[TEXT SHOWN — start]
But am I sure that the HashMap internal code respects these semantics?

case classes are used to implement data classes, and have some automatic helpers that give you equals, hashcode, apply, and unapply.

You don’t want that in your case. If you use a regular class for BddNode, then you get your implementation automatically.

sealed abstract class Bdd
sealed abstract class BddTerm extends Bdd
object BddTrue extends BddTerm
object BddFalse extends BddTerm
class BddNode(val label: Int, val positive: Bdd, val negative: Bdd) extends Bdd

Here’s a very simplified example on how method invocation works:

class A {
  override def equals(that: Any): Boolean = true
}

class B {
  // program works the same even if below code line is commented out
  override def equals(that: Any): Boolean = false
}

val a = new A
val b = new B

println(a.equals(b)) // prints: true
println(b.equals(a)) // prints: false

// upcasting to 'Object" doesn't change anything in the output
// because 'equals' method is non-static
// so the same method implementation will be invoked

val o1: Object = a
val o2: Object = b

println(o1.equals(o2)) // prints: true
println(o2.equals(o1)) // prints: false

equals is a method just like any other and follows the same rules. You don’t get automatic symmetry for any custom method implementation, so why equals should automatically get one?
[TEXT SHOWN — finish]
[SUPPLIED INFORMATION — start]
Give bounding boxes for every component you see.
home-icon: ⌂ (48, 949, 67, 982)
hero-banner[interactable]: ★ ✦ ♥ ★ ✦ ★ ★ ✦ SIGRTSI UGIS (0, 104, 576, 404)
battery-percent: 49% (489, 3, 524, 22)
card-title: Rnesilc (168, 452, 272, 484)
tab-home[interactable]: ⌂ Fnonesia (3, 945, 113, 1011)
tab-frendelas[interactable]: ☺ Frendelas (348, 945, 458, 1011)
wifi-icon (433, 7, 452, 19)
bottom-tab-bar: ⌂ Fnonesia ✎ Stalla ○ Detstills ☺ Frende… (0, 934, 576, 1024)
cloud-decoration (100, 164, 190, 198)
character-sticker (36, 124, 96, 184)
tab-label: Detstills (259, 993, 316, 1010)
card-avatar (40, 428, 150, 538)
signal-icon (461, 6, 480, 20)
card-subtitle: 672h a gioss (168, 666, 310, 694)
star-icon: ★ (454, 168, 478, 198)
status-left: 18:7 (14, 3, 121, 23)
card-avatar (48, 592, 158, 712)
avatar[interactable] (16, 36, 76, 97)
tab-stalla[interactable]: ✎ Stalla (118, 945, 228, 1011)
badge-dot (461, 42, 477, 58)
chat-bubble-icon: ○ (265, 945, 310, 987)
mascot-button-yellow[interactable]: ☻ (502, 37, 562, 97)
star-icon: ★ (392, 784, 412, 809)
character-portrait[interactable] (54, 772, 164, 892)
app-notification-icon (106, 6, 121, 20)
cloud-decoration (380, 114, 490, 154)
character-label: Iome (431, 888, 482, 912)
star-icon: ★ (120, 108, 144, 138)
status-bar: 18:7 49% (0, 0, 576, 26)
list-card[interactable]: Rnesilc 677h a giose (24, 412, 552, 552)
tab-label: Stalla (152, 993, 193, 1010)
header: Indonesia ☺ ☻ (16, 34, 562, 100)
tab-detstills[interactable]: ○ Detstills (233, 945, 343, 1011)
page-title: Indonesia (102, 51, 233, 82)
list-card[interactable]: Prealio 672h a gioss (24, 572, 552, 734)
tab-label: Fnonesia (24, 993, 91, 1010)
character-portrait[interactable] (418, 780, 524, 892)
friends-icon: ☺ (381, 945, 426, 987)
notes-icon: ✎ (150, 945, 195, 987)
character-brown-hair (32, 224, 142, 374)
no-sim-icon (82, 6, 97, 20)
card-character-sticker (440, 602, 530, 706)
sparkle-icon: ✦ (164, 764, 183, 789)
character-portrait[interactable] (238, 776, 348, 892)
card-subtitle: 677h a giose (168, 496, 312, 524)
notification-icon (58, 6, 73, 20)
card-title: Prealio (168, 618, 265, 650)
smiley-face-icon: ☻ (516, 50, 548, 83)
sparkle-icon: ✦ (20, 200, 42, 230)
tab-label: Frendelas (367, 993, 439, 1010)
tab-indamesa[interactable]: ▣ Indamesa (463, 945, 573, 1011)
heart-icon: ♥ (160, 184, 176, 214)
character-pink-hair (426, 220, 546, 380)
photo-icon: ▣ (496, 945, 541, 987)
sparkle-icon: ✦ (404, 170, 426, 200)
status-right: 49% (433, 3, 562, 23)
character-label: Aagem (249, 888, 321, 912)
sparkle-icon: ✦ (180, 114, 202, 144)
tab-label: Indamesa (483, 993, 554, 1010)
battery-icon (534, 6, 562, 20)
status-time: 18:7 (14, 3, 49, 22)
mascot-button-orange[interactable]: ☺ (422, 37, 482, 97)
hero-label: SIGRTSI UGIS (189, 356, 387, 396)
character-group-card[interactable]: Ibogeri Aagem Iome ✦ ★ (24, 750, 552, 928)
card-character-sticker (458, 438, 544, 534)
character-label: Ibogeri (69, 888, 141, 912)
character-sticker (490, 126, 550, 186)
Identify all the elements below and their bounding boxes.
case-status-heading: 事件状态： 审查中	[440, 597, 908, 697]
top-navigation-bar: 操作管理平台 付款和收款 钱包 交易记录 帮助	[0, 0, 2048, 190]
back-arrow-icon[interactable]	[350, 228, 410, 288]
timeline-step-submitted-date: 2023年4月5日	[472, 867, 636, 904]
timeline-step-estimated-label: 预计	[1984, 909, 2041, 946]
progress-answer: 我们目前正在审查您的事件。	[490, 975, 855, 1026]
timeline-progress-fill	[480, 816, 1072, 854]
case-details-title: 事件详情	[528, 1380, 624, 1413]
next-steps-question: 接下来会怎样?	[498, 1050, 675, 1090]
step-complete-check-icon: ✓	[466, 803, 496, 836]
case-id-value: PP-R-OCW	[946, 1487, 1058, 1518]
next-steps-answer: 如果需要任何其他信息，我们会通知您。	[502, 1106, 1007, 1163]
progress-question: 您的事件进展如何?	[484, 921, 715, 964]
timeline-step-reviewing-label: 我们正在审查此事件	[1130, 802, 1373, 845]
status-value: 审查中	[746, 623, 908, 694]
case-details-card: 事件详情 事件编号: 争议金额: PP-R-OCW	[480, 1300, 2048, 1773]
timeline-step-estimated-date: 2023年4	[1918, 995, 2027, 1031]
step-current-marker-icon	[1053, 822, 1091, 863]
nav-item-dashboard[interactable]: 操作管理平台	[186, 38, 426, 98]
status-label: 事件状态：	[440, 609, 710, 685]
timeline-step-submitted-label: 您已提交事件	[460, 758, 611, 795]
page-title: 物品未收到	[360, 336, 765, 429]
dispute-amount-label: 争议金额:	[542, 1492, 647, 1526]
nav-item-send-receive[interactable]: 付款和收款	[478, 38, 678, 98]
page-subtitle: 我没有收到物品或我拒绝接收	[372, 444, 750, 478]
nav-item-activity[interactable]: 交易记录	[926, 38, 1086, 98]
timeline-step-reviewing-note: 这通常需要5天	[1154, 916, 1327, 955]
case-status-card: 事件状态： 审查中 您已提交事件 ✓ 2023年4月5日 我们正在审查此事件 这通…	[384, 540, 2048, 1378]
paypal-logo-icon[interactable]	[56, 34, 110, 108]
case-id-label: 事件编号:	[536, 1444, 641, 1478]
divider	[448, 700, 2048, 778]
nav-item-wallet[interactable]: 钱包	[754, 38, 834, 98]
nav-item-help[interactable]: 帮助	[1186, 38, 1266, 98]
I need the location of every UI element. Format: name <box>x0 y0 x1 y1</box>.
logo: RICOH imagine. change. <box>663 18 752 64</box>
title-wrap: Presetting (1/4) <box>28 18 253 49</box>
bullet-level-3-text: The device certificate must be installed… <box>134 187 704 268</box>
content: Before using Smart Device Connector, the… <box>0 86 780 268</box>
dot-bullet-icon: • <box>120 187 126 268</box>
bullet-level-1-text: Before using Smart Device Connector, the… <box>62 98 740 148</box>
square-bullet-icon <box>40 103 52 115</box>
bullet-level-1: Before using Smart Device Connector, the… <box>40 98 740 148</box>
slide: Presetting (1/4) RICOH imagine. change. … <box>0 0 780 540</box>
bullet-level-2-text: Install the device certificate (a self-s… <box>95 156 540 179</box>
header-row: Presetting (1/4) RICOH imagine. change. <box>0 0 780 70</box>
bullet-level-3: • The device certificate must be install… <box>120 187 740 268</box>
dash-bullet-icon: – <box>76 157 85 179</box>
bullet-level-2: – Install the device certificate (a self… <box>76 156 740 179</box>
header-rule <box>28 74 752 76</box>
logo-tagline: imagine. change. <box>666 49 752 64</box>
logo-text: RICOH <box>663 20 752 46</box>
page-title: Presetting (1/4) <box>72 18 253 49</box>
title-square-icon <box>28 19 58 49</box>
[SUPPLIED INFORMATION — finish]
* _WORK TO COMPLETE_:
1. Using the text on Scala equality, answer:
(a) Which four helpers do case classes provide automatically?
(b) What does the line println(b.equals(a)) print?
(c) According to the code comments, why doesn't upcasting to Object change the output?
2. Reproduce the stretch of the text on Scala equality from "val o1: Object" through "automatically get one?".

* _SOLUTION LIST_:
1.
(a) equals, hashcode, apply, and unapply.
(b) false
(c) Because the equals method is non-static, so the same method implementation is invoked.

2.
val o1: Object = a
val o2: Object = b

println(o1.equals(o2)) // prints: true
println(o2.equals(o1)) // prints: false

equals is a method just like any other and follows the same rules. You don’t get automatic symmetry for any custom method implementation, so why equals should automatically get one?